══ DATA FOR THIS EXERCISE ══
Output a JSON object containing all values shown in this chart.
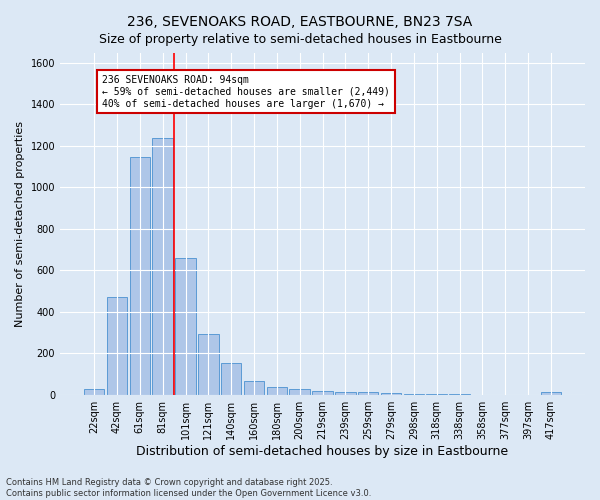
{
  "title": "236, SEVENOAKS ROAD, EASTBOURNE, BN23 7SA",
  "subtitle": "Size of property relative to semi-detached houses in Eastbourne",
  "xlabel": "Distribution of semi-detached houses by size in Eastbourne",
  "ylabel": "Number of semi-detached properties",
  "categories": [
    "22sqm",
    "42sqm",
    "61sqm",
    "81sqm",
    "101sqm",
    "121sqm",
    "140sqm",
    "160sqm",
    "180sqm",
    "200sqm",
    "219sqm",
    "239sqm",
    "259sqm",
    "279sqm",
    "298sqm",
    "318sqm",
    "338sqm",
    "358sqm",
    "377sqm",
    "397sqm",
    "417sqm"
  ],
  "values": [
    28,
    470,
    1145,
    1240,
    660,
    295,
    155,
    65,
    35,
    28,
    18,
    12,
    15,
    8,
    2,
    5,
    2,
    1,
    1,
    1,
    12
  ],
  "bar_color": "#aec6e8",
  "bar_edge_color": "#5b9bd5",
  "background_color": "#dce8f5",
  "grid_color": "#ffffff",
  "red_line_x": 3.5,
  "annotation_text": "236 SEVENOAKS ROAD: 94sqm\n← 59% of semi-detached houses are smaller (2,449)\n40% of semi-detached houses are larger (1,670) →",
  "annotation_box_color": "#ffffff",
  "annotation_box_edge": "#cc0000",
  "ylim": [
    0,
    1650
  ],
  "yticks": [
    0,
    200,
    400,
    600,
    800,
    1000,
    1200,
    1400,
    1600
  ],
  "footer1": "Contains HM Land Registry data © Crown copyright and database right 2025.",
  "footer2": "Contains public sector information licensed under the Open Government Licence v3.0.",
  "title_fontsize": 10,
  "subtitle_fontsize": 9,
  "ylabel_fontsize": 8,
  "xlabel_fontsize": 9,
  "tick_fontsize": 7,
  "annot_fontsize": 7,
  "footer_fontsize": 6
}
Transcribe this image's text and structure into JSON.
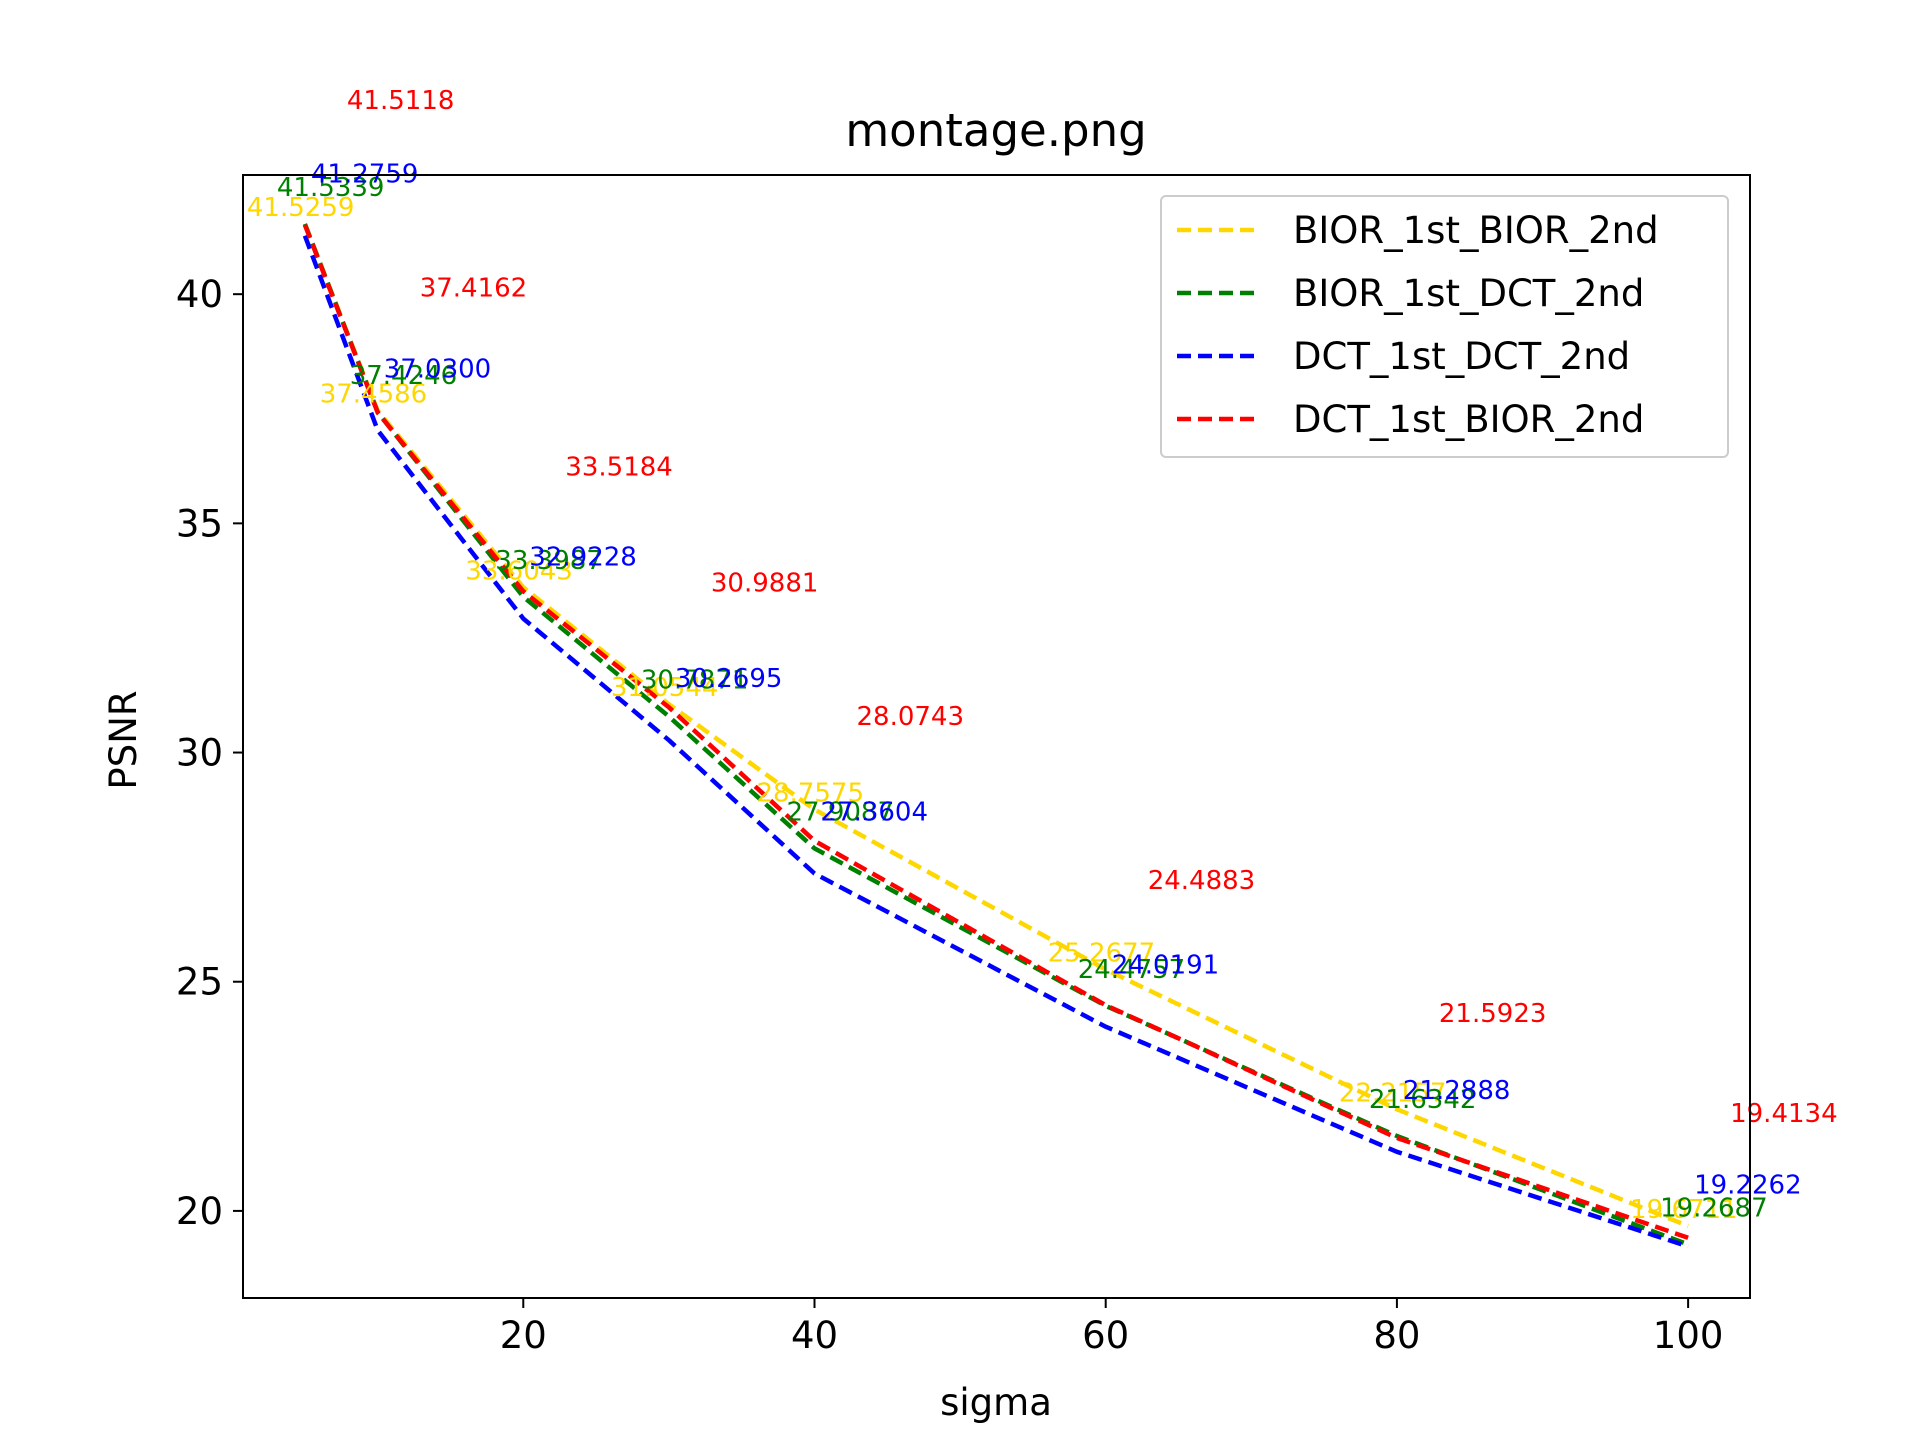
═══
# EXERCISE DESCRIPTION
Omitting all images, retype each line of the records precisely.

# SOLUTION TO THIS EXERCISE
Output a JSON object containing all values shown in this chart.
{
  "title": "236, SEVENOAKS ROAD, EASTBOURNE, BN23 7SA",
  "subtitle": "Size of property relative to semi-detached houses in Eastbourne",
  "xlabel": "Distribution of semi-detached houses by size in Eastbourne",
  "ylabel": "Number of semi-detached properties",
  "categories": [
    "22sqm",
    "42sqm",
    "61sqm",
    "81sqm",
    "101sqm",
    "121sqm",
    "140sqm",
    "160sqm",
    "180sqm",
    "200sqm",
    "219sqm",
    "239sqm",
    "259sqm",
    "279sqm",
    "298sqm",
    "318sqm",
    "338sqm",
    "358sqm",
    "377sqm",
    "397sqm",
    "417sqm"
  ],
  "values": [
    28,
    470,
    1145,
    1240,
    660,
    295,
    155,
    65,
    35,
    28,
    18,
    12,
    15,
    8,
    2,
    5,
    2,
    1,
    1,
    1,
    12
  ],
  "bar_color": "#aec6e8",
  "bar_edge_color": "#5b9bd5",
  "background_color": "#dce8f5",
  "grid_color": "#ffffff",
  "red_line_x": 3.5,
  "annotation_text": "236 SEVENOAKS ROAD: 94sqm\n← 59% of semi-detached houses are smaller (2,449)\n40% of semi-detached houses are larger (1,670) →",
  "annotation_box_color": "#ffffff",
  "annotation_box_edge": "#cc0000",
  "ylim": [
    0,
    1650
  ],
  "yticks": [
    0,
    200,
    400,
    600,
    800,
    1000,
    1200,
    1400,
    1600
  ],
  "footer1": "Contains HM Land Registry data © Crown copyright and database right 2025.",
  "footer2": "Contains public sector information licensed under the Open Government Licence v3.0.",
  "title_fontsize": 10,
  "subtitle_fontsize": 9,
  "ylabel_fontsize": 8,
  "xlabel_fontsize": 9,
  "tick_fontsize": 7,
  "annot_fontsize": 7,
  "footer_fontsize": 6
}
Transcribe this image's text and structure into JSON.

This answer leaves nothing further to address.